We just have to decide what we want. Do we want the rule of law, or do we want to put all that aside and just let the Democrats get their way all the time?

Dredged up, rehashed content? Yep, it must be Cobra!

Cobra?? Huh? I don't get this. Voter fraud from any side of the aisle is unacceptable, period. And it is really, really damaging to a civil rights organization such as Acorn, because they will only attract fringe elements to their cause if they engage in or endorse unprincipled activity. Civil rights organizations have a higher calling to be principled - and refrain from endorsing fraud and stick the their knitting in promote equal opportunities for all. And indeed ACORN has not engaged in alleged criminal activities - they have actually have done so - ACORN volunteers have plead guilty (so much for alleged to voter fraud in St Louis in 2004), and there will be prosecutions now given the flood of claims. And it is not a FOX news issue, or an issue borne from some ism - ACORN is acting in an unprincipled and frankly in some cases illegal way. CNN - an organization that tilts fairly to the left - blew this scandal open and has plenty of material. No one should support this activity - Republican or Democrat. Period. And no one should support any similar activities by Republicans either. Period.

### Record list

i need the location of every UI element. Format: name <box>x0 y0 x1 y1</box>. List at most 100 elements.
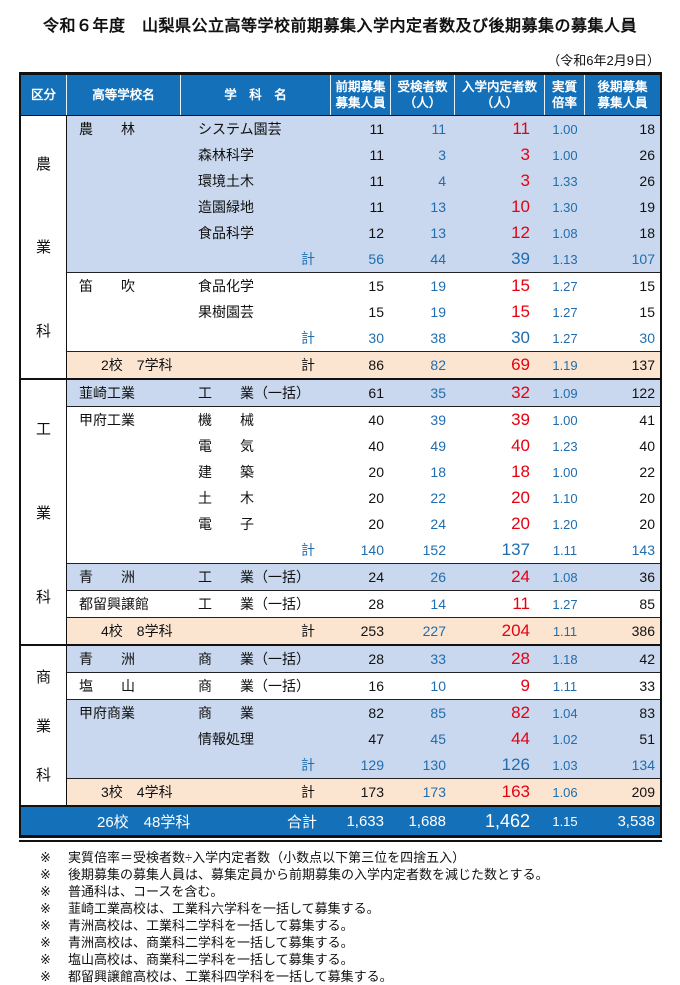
category-char: 業 <box>35 239 51 257</box>
cell-zenki: 253 <box>360 623 384 639</box>
footnote-text: 青洲高校は、工業科二学科を一括して募集する。 <box>68 918 354 933</box>
category-char: 科 <box>35 322 51 340</box>
cell-naitei: 44 <box>511 729 530 748</box>
cell-kouki: 83 <box>639 705 655 721</box>
cell-bairitsu: 1.15 <box>552 813 578 829</box>
cell-juken: 10 <box>430 678 446 694</box>
table-row: 食品科学 12 13 12 1.08 18 <box>67 220 660 246</box>
table-row: 電 子 20 24 20 1.20 20 <box>67 511 660 537</box>
footnote-line: ※ 青洲高校は、工業科二学科を一括して募集する。 <box>40 917 680 934</box>
category-kubun: 農業科 <box>21 116 67 378</box>
header-cell-4: 受検者数 （人） <box>391 75 455 115</box>
footnote-text: 都留興譲館高校は、工業科四学科を一括して募集する。 <box>68 969 393 984</box>
cell-zenki: 61 <box>368 385 384 401</box>
cell-juken: 26 <box>430 569 446 585</box>
cell-zenki: 16 <box>368 678 384 694</box>
cell-zenki: 28 <box>368 596 384 612</box>
cell-kouki: 40 <box>639 438 655 454</box>
table-row: 計 30 38 30 1.27 30 <box>67 325 660 351</box>
cell-dept-name: 商 業（一括） <box>198 651 310 667</box>
section-rows: 農 林 システム園芸 11 11 11 1.00 18 森林科学 11 3 3 1.00 26 環境土木 1… <box>67 116 660 378</box>
cell-bairitsu: 1.03 <box>552 757 578 773</box>
cell-bairitsu: 1.19 <box>552 357 578 373</box>
cell-juken: 44 <box>430 251 446 267</box>
cell-dept-name: 情報処理 <box>198 731 254 747</box>
cell-bairitsu: 1.08 <box>552 569 578 585</box>
cell-kouki: 51 <box>639 731 655 747</box>
cell-zenki: 20 <box>368 490 384 506</box>
category-char: 商 <box>35 669 51 686</box>
cell-bairitsu: 1.04 <box>552 705 578 721</box>
table-row: 笛 吹 食品化学 15 19 15 1.27 15 <box>67 273 660 299</box>
cell-naitei: 15 <box>511 276 530 295</box>
category-char: 工 <box>35 420 51 438</box>
section-1: 工業科韮崎工業工 業（一括） 61 35 32 1.09 122 甲府工業機 械 40 39 39… <box>21 378 660 644</box>
cell-naitei: 20 <box>511 488 530 507</box>
cell-dept-name: 計 <box>301 330 315 346</box>
footnote-mark: ※ <box>40 918 51 933</box>
cell-dept-name: 電 子 <box>198 516 254 532</box>
cell-naitei: 1,462 <box>484 810 530 831</box>
footnote-mark: ※ <box>40 884 51 899</box>
footnote-line: ※ 青洲高校は、商業科二学科を一括して募集する。 <box>40 934 680 951</box>
cell-school-name: 甲府商業 <box>79 705 135 721</box>
cell-bairitsu: 1.00 <box>552 412 578 428</box>
cell-dept-name: 工 業（一括） <box>198 569 310 585</box>
cell-dept-name: 工 業（一括） <box>198 596 310 612</box>
cell-naitei: 39 <box>511 410 530 429</box>
cell-school-name: 農 林 <box>79 121 135 137</box>
cell-juken: 19 <box>430 304 446 320</box>
table-row: 計 140 152 137 1.11 143 <box>67 537 660 563</box>
table-row: 韮崎工業 工 業（一括） 61 35 32 1.09 122 <box>67 380 660 406</box>
footnote-line: ※ 都留興譲館高校は、工業科四学科を一括して募集する。 <box>40 968 680 985</box>
subtotal-label: 2校 7学科 計 <box>67 355 331 375</box>
table-row: 環境土木 11 4 3 1.33 26 <box>67 168 660 194</box>
cell-naitei: 11 <box>512 119 530 138</box>
cell-naitei: 24 <box>511 567 530 586</box>
cell-dept-name: 土 木 <box>198 490 254 506</box>
cell-dept-name: 食品化学 <box>198 278 254 294</box>
cell-zenki: 12 <box>368 225 384 241</box>
cell-bairitsu: 1.23 <box>552 438 578 454</box>
cell-dept-name: 建 築 <box>198 464 254 480</box>
cell-bairitsu: 1.27 <box>552 304 578 320</box>
cell-naitei: 9 <box>520 676 530 695</box>
cell-bairitsu: 1.27 <box>552 330 578 346</box>
cell-naitei: 137 <box>501 540 530 559</box>
cell-dept-name: 計 <box>301 757 315 773</box>
category-char: 業 <box>35 718 51 735</box>
cell-juken: 85 <box>430 705 446 721</box>
category-char: 科 <box>35 767 51 784</box>
cell-naitei: 30 <box>511 328 530 347</box>
school-group: 都留興譲館 工 業（一括） 28 14 11 1.27 85 <box>67 590 660 617</box>
footnote-mark: ※ <box>40 935 51 950</box>
cell-kouki: 26 <box>639 147 655 163</box>
cell-dept-name: 計 <box>301 251 315 267</box>
cell-naitei: 15 <box>511 302 530 321</box>
cell-dept-name: 造園緑地 <box>198 199 254 215</box>
cell-zenki: 11 <box>369 199 384 215</box>
cell-juken: 4 <box>438 173 446 189</box>
table-row: 情報処理 47 45 44 1.02 51 <box>67 726 660 752</box>
cell-bairitsu: 1.33 <box>552 173 578 189</box>
header-cell-0: 区分 <box>21 75 67 115</box>
cell-naitei: 82 <box>511 703 530 722</box>
cell-zenki: 24 <box>368 569 384 585</box>
cell-naitei: 10 <box>511 197 530 216</box>
table-row: 青 洲 商 業（一括） 28 33 28 1.18 42 <box>67 646 660 672</box>
cell-juken: 1,688 <box>408 812 446 830</box>
cell-kouki: 20 <box>639 490 655 506</box>
footnote-mark: ※ <box>40 952 51 967</box>
header-cell-7: 後期募集 募集人員 <box>597 79 648 110</box>
cell-naitei: 126 <box>501 755 530 774</box>
cell-zenki: 82 <box>368 705 384 721</box>
cell-dept-name: 食品科学 <box>198 225 254 241</box>
cell-juken: 11 <box>431 121 446 137</box>
cell-juken: 33 <box>430 651 446 667</box>
table-row: 計 56 44 39 1.13 107 <box>67 246 660 272</box>
cell-zenki: 11 <box>369 173 384 189</box>
table-row: 甲府工業 機 械 40 39 39 1.00 41 <box>67 407 660 433</box>
cell-zenki: 40 <box>368 412 384 428</box>
page-title: 令和６年度 山梨県公立高等学校前期募集入学内定者数及び後期募集の募集人員 <box>42 18 637 35</box>
cell-juken: 82 <box>430 357 446 373</box>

### Instructions for the task
In the comment about ACORN, which news organization is said to have blown the scandal open? The material has no connection to the comment about ACORN.

### Solved problem
CNN